Comme Daniel Johnston (qui est dessinateur et qui s’est lancé tardivement dans l’art du comics en 2012 avec « Space Ducks »), tu es un dessinateur de bande dessinée. Pour toi, y-a-t-il beaucoup de différences entre le fait d’écrire une chanson et un tel ouvrage ?66
Oui, pour moi une chanson est plus immédiate et me viens plus naturellement à l’esprit. Mes bandes dessinées me prennent plus de temps de réflexion… c’est un travail de plus longue haleine qui me demande beaucoup plus de patience.

La France est un pays qui regorge de talents en ce qui concerne la bande dessinée. Connais-tu beaucoup d’auteurs français dans ce registre ?
 Je connais Lewis Trondheim et me suis intéressé aux publications de la maison d’éditions L’Association. Sinon, bien évidemment, tout le monde connait Moebius et les artistes issus de la revue Métal Hurlant. Cependant, je sais qu’il y a beaucoup de dessinateurs français de grand talent que je ne connais pas encore. C’est une scène énorme dont la plus grande partie me reste encore inconnue… et que j’espère découvrir rapidement.

Aujourd’hui, tu es signé sur le label Rough Trade Records. Comment cette connexion s’est-elle opérée ?
 En 2000 ou 2001, Rough Trade Records a souhaité signer certains artistes de New York qui commençaient à avoir du succès et à se forger une petite notoriété comme The Strokes, The Moldy Peaches etc… Ce sont d’ailleurs les membres The Moldy Peaches qui ont conseillé à Rough Trade de s’intéresser à moi. J’ai donc, à sa demande, envoyé une cassette à ce label qui a fini par me proposer un contrat. Je considère cela comme une grande chance pour moi et je remercie vraiment le groupe The Moldy Peaches pour sa générosité.

______

* **CONSIGNE 1**: Expliquez, d'après l'entretien, comment Rough Trade Records en est venu à s'intéresser à l'artiste, puis à lui proposer un contrat. Répondez en une à trois phrases.
* **CONSIGNE 2**: Recopiez l'entretien entre « En 2000 ou 2001, Rough » et « pour sa générosité. », inclus.

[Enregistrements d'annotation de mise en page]

______

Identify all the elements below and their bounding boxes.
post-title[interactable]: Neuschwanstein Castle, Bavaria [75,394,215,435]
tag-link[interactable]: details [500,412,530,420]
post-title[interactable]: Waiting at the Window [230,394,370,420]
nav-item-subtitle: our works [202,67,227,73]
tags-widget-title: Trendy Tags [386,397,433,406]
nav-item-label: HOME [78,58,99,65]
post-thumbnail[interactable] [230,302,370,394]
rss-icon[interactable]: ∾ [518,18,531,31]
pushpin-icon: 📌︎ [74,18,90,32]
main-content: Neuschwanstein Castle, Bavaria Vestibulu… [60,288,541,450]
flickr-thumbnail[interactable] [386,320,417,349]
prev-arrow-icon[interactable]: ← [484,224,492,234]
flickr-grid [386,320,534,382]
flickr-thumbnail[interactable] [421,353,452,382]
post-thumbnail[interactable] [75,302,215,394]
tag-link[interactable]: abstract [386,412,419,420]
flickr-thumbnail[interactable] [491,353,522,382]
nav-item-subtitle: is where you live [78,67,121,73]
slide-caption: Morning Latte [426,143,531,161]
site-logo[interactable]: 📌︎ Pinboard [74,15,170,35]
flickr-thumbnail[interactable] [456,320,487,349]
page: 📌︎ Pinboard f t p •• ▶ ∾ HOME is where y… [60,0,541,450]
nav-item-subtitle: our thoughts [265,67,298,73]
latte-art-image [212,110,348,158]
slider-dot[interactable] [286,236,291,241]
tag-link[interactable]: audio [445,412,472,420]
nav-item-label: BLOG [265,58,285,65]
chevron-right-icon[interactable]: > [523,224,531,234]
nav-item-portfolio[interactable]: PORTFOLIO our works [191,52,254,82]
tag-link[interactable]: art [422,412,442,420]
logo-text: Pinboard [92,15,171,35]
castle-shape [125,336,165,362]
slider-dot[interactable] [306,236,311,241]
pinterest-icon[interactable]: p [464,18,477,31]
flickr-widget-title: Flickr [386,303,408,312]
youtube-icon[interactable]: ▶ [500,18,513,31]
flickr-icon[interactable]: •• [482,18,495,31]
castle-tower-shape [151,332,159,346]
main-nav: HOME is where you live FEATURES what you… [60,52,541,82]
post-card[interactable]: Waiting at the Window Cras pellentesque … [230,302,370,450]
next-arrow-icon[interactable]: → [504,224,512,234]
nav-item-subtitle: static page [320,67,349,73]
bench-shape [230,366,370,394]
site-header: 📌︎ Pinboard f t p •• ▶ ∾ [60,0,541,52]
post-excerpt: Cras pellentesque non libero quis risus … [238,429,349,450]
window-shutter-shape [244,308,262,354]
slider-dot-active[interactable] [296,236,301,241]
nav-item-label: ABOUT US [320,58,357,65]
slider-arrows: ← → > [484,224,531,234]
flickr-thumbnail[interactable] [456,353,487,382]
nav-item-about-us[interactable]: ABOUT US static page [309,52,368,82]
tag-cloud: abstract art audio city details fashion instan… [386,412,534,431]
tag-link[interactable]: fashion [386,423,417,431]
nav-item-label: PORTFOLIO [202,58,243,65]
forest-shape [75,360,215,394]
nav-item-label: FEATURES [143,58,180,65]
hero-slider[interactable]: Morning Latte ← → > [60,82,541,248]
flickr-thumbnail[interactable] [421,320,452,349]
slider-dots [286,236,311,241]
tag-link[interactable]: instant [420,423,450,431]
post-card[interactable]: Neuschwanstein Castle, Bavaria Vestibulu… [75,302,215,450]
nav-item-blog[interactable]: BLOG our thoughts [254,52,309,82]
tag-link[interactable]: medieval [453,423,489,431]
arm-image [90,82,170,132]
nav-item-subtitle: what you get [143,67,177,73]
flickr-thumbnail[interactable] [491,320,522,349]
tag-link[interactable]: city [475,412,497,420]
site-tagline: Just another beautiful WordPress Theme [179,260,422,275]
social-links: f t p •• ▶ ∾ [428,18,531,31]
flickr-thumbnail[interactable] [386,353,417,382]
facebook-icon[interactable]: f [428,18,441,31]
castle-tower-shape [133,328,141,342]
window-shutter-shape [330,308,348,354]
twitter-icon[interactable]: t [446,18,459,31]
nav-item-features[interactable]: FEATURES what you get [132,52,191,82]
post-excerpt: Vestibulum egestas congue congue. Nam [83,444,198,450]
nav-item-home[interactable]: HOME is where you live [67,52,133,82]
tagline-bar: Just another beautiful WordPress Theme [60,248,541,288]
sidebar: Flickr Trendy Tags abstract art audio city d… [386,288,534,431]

______

* **RÉPONSE 1**: Ce sont les membres de The Moldy Peaches qui ont conseillé à Rough Trade de s'intéresser à l'artiste. À la demande du label, l'artiste a envoyé une cassette, et Rough Trade a fini par lui proposer un contrat.

* **RÉPONSE 2**:
En 2000 ou 2001, Rough Trade Records a souhaité signer certains artistes de New York qui commençaient à avoir du succès et à se forger une petite notoriété comme The Strokes, The Moldy Peaches etc… Ce sont d’ailleurs les membres The Moldy Peaches qui ont conseillé à Rough Trade de s’intéresser à moi. J’ai donc, à sa demande, envoyé une cassette à ce label qui a fini par me proposer un contrat. Je considère cela comme une grande chance pour moi et je remercie vraiment le groupe The Moldy Peaches pour sa générosité.